• **AIM OF THE EXERCISE**
The records below should be written out again, exactly.

═════ MATERIALS PROVIDED ═════

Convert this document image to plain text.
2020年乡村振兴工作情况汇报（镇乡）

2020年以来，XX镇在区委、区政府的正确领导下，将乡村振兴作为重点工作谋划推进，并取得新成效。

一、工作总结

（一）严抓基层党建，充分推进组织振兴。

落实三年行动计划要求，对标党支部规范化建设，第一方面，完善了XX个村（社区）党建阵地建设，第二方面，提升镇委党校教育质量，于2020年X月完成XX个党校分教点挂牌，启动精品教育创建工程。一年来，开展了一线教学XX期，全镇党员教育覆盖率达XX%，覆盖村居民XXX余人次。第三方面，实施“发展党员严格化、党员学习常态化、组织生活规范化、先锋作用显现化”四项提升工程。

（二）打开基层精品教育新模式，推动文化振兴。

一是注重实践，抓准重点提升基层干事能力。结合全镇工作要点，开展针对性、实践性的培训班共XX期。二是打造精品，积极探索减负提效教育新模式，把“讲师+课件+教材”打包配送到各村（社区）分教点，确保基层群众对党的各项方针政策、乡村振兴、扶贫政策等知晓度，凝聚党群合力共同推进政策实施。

═════

• **TASK ANSWER**
Convert this document image to plain text.
2020年乡村振兴工作情况汇报（镇乡）

2020年以来，XX镇在区委、区政府的正确领导下，将乡村振兴作为重点工作谋划推进，并取得新成效。

一、工作总结

（一）严抓基层党建，充分推进组织振兴。

落实三年行动计划要求，对标党支部规范化建设，第一方面，完善了XX个村（社区）党建阵地建设，第二方面，提升镇委党校教育质量，于2020年X月完成XX个党校分教点挂牌，启动精品教育创建工程。一年来，开展了一线教学XX期，全镇党员教育覆盖率达XX%，覆盖村居民XXX余人次。第三方面，实施“发展党员严格化、党员学习常态化、组织生活规范化、先锋作用显现化”四项提升工程。

（二）打开基层精品教育新模式，推动文化振兴。

一是注重实践，抓准重点提升基层干事能力。结合全镇工作要点，开展针对性、实践性的培训班共XX期。二是打造精品，积极探索减负提效教育新模式，把“讲师+课件+教材”打包配送到各村（社区）分教点，确保基层群众对党的各项方针政策、乡村振兴、扶贫政策等知晓度，凝聚党群合力共同推进政策实施。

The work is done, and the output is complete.